● **SHORT TASK**:
Write out all of the lines below, exactly and completely.

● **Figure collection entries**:
***

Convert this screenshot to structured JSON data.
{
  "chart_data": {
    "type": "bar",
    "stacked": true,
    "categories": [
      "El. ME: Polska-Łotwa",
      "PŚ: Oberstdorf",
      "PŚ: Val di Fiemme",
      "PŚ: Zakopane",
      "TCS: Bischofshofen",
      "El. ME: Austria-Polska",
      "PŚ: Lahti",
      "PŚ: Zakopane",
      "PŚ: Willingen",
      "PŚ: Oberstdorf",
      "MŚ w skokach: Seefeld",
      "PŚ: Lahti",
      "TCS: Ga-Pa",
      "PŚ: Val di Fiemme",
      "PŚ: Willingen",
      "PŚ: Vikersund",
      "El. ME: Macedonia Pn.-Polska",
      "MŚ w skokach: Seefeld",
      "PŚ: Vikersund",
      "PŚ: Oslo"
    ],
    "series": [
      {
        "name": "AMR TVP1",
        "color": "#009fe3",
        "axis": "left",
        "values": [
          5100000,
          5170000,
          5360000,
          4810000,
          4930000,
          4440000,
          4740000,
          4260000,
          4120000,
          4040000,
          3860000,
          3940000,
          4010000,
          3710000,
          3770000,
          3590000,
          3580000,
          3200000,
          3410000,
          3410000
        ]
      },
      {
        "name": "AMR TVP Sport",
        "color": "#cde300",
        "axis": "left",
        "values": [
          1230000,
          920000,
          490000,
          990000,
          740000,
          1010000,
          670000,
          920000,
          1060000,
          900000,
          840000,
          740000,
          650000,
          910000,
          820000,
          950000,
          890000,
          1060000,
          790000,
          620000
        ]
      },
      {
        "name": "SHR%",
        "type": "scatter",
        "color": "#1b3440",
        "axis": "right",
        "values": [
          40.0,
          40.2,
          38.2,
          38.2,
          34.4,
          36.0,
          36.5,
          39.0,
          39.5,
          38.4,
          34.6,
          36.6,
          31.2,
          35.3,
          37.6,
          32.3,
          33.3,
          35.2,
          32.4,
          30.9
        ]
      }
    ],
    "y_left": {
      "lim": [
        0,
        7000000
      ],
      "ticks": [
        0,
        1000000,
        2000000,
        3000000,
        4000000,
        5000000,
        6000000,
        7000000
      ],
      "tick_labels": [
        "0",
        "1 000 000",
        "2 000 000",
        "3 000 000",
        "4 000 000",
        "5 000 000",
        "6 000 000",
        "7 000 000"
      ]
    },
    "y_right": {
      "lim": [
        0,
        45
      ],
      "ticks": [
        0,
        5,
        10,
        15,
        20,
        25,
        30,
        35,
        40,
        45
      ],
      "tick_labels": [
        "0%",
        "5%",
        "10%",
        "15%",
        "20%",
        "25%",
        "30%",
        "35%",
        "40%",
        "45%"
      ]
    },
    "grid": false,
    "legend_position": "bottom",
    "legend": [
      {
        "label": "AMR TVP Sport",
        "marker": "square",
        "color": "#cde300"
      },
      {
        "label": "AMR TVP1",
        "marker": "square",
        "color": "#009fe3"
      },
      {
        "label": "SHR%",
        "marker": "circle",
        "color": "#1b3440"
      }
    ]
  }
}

***

● **TASK ANSWER**:
Convert this screenshot to structured JSON data.
{
  "chart_data": {
    "type": "bar",
    "stacked": true,
    "categories": [
      "El. ME: Polska-Łotwa",
      "PŚ: Oberstdorf",
      "PŚ: Val di Fiemme",
      "PŚ: Zakopane",
      "TCS: Bischofshofen",
      "El. ME: Austria-Polska",
      "PŚ: Lahti",
      "PŚ: Zakopane",
      "PŚ: Willingen",
      "PŚ: Oberstdorf",
      "MŚ w skokach: Seefeld",
      "PŚ: Lahti",
      "TCS: Ga-Pa",
      "PŚ: Val di Fiemme",
      "PŚ: Willingen",
      "PŚ: Vikersund",
      "El. ME: Macedonia Pn.-Polska",
      "MŚ w skokach: Seefeld",
      "PŚ: Vikersund",
      "PŚ: Oslo"
    ],
    "series": [
      {
        "name": "AMR TVP1",
        "color": "#009fe3",
        "axis": "left",
        "values": [
          5100000,
          5170000,
          5360000,
          4810000,
          4930000,
          4440000,
          4740000,
          4260000,
          4120000,
          4040000,
          3860000,
          3940000,
          4010000,
          3710000,
          3770000,
          3590000,
          3580000,
          3200000,
          3410000,
          3410000
        ]
      },
      {
        "name": "AMR TVP Sport",
        "color": "#cde300",
        "axis": "left",
        "values": [
          1230000,
          920000,
          490000,
          990000,
          740000,
          1010000,
          670000,
          920000,
          1060000,
          900000,
          840000,
          740000,
          650000,
          910000,
          820000,
          950000,
          890000,
          1060000,
          790000,
          620000
        ]
      },
      {
        "name": "SHR%",
        "type": "scatter",
        "color": "#1b3440",
        "axis": "right",
        "values": [
          40.0,
          40.2,
          38.2,
          38.2,
          34.4,
          36.0,
          36.5,
          39.0,
          39.5,
          38.4,
          34.6,
          36.6,
          31.2,
          35.3,
          37.6,
          32.3,
          33.3,
          35.2,
          32.4,
          30.9
        ]
      }
    ],
    "y_left": {
      "lim": [
        0,
        7000000
      ],
      "ticks": [
        0,
        1000000,
        2000000,
        3000000,
        4000000,
        5000000,
        6000000,
        7000000
      ],
      "tick_labels": [
        "0",
        "1 000 000",
        "2 000 000",
        "3 000 000",
        "4 000 000",
        "5 000 000",
        "6 000 000",
        "7 000 000"
      ]
    },
    "y_right": {
      "lim": [
        0,
        45
      ],
      "ticks": [
        0,
        5,
        10,
        15,
        20,
        25,
        30,
        35,
        40,
        45
      ],
      "tick_labels": [
        "0%",
        "5%",
        "10%",
        "15%",
        "20%",
        "25%",
        "30%",
        "35%",
        "40%",
        "45%"
      ]
    },
    "grid": false,
    "legend_position": "bottom",
    "legend": [
      {
        "label": "AMR TVP Sport",
        "marker": "square",
        "color": "#cde300"
      },
      {
        "label": "AMR TVP1",
        "marker": "square",
        "color": "#009fe3"
      },
      {
        "label": "SHR%",
        "marker": "circle",
        "color": "#1b3440"
      }
    ]
  }
}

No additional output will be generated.